What you have to do: Search the entries below. Return every line that has "this" in it.

Records from a data source:
▽
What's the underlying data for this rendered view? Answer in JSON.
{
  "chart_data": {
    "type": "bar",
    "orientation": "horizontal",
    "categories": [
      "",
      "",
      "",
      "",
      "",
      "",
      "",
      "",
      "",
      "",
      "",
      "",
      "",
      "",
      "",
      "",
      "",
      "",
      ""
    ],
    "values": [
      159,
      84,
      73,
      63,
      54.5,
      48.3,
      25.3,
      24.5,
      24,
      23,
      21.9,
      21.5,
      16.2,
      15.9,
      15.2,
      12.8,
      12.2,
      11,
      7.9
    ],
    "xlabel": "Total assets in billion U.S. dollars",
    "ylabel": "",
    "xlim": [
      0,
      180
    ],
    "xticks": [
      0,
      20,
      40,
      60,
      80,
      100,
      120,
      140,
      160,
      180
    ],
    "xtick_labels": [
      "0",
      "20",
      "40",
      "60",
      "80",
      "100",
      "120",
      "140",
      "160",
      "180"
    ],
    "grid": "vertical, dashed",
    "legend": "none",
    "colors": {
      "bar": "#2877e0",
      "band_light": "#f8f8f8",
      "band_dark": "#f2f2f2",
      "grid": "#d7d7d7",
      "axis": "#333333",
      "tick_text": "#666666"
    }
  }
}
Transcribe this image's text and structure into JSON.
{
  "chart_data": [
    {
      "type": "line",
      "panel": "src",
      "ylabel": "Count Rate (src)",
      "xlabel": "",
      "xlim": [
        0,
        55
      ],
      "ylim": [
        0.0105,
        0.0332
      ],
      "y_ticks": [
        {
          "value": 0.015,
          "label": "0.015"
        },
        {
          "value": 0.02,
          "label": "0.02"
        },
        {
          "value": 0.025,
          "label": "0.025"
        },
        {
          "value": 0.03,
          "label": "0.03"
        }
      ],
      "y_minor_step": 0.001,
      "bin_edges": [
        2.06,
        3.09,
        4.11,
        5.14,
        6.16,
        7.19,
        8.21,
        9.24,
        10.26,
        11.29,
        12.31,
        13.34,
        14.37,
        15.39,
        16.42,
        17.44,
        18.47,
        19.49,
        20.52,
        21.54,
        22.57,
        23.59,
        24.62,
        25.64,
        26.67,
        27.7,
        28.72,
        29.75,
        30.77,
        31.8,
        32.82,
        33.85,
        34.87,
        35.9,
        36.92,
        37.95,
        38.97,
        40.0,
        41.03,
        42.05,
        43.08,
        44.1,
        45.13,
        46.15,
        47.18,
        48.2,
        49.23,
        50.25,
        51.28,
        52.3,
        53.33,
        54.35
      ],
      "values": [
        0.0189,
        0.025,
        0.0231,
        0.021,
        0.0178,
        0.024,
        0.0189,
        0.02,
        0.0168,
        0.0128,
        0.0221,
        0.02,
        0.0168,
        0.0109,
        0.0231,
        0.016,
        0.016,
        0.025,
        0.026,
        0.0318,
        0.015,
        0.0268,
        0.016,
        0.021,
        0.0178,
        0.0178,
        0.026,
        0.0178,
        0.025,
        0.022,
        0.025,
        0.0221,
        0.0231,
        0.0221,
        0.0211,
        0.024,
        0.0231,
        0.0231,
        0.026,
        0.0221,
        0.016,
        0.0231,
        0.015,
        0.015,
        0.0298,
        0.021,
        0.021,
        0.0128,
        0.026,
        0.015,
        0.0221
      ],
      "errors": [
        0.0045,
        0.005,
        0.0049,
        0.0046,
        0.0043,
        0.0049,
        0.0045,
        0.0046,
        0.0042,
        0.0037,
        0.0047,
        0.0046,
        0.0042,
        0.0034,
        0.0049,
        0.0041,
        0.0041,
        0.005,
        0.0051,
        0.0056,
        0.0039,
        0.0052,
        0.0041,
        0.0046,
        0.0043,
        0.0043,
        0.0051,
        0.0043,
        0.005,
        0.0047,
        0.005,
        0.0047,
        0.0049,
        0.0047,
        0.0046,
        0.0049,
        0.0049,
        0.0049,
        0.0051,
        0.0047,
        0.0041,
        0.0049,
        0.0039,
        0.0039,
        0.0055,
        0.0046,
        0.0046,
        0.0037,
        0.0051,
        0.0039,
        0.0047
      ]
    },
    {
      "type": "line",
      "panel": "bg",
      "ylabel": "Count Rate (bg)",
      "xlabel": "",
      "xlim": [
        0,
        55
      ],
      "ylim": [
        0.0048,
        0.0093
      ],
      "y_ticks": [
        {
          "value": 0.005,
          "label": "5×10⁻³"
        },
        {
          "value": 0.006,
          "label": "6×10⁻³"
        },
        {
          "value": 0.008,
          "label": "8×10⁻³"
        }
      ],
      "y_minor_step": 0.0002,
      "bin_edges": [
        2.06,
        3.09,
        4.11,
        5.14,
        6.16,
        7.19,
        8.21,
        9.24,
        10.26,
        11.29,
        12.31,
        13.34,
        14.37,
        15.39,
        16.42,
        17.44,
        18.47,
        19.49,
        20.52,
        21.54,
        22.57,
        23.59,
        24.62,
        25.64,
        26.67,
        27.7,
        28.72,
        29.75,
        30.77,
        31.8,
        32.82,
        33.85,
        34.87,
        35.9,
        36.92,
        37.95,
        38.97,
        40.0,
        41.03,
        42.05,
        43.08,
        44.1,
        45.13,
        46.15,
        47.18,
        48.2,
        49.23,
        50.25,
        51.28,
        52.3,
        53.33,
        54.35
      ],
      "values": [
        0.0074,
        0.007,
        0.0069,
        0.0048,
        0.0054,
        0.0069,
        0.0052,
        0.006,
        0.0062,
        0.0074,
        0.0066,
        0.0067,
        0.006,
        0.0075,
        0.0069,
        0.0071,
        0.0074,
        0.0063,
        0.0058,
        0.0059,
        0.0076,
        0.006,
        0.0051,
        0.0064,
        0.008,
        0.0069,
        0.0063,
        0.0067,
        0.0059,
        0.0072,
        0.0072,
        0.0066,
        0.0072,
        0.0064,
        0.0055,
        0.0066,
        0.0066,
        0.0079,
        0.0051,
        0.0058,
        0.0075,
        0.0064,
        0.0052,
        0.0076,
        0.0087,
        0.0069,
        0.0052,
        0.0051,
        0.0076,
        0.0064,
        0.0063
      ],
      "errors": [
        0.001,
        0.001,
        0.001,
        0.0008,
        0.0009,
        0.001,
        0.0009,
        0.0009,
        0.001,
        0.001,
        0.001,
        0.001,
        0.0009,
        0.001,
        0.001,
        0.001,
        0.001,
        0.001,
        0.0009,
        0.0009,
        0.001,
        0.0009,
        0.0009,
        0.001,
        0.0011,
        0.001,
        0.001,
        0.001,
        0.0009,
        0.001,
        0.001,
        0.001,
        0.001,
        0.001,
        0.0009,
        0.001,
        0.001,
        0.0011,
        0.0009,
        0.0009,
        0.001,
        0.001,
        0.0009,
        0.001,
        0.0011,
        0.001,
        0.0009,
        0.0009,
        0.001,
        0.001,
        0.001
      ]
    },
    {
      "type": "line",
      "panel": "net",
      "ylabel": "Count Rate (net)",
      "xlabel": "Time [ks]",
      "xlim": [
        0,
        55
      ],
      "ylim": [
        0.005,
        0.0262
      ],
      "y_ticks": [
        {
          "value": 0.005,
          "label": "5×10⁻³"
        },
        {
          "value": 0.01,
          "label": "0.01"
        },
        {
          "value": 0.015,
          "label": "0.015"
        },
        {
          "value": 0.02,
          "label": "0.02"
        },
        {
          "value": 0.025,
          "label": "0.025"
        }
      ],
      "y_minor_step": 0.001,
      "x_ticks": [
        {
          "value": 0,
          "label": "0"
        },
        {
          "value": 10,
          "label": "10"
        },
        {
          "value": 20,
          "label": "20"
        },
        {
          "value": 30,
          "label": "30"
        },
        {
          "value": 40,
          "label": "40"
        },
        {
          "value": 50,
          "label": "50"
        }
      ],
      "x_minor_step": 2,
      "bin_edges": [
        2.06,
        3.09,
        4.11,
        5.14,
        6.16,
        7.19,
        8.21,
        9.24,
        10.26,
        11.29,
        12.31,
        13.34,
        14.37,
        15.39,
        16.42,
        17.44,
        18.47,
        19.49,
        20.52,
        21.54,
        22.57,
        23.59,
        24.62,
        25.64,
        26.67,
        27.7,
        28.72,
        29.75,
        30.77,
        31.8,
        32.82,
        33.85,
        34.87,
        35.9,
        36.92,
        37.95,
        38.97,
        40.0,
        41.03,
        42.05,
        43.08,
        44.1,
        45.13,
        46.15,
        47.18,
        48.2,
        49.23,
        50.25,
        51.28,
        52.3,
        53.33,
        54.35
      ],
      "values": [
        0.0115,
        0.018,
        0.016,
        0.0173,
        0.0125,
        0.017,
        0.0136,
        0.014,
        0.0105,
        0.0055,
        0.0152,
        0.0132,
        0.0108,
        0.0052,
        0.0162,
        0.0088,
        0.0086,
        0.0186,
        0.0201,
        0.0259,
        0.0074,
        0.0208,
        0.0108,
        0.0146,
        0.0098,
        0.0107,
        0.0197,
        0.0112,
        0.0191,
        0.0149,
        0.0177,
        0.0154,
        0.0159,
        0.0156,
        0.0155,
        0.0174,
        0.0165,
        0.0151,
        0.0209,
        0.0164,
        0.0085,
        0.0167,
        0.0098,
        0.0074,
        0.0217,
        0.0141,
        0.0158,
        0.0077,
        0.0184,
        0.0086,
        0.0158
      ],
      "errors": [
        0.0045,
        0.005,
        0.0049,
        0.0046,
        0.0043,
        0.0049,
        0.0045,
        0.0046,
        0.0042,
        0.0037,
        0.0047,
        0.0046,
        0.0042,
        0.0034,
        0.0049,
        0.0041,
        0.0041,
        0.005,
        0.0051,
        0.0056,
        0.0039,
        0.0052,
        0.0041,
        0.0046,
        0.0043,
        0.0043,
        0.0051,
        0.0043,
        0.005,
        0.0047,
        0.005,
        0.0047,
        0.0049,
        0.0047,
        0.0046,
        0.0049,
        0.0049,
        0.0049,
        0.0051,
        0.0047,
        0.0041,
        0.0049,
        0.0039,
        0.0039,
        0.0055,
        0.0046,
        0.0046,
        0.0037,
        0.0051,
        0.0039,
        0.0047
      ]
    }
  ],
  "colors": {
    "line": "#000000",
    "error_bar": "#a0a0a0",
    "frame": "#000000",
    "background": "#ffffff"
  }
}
△
Answer to the problem:
What's the underlying data for this rendered view? Answer in JSON.
Transcribe this image's text and structure into JSON.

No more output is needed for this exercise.